(begin)
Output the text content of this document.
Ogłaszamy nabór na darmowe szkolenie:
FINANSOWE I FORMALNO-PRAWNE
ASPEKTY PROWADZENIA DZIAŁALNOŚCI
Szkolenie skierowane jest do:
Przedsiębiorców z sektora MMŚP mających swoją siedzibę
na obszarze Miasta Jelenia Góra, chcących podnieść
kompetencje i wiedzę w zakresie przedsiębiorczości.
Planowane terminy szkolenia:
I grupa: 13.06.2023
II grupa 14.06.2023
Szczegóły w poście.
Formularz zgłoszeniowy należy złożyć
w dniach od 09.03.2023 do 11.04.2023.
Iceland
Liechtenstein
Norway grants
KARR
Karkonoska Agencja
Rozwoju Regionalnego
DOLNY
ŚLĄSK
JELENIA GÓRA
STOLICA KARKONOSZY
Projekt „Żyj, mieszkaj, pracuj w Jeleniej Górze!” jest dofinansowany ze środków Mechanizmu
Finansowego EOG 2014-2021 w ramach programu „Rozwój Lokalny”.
(end)
[Directions] Each line holding "jest" must be found and copied.

[Written reply]
Szkolenie skierowane jest do:
Projekt „Żyj, mieszkaj, pracuj w Jeleniej Górze!” jest dofinansowany ze środków Mechanizmu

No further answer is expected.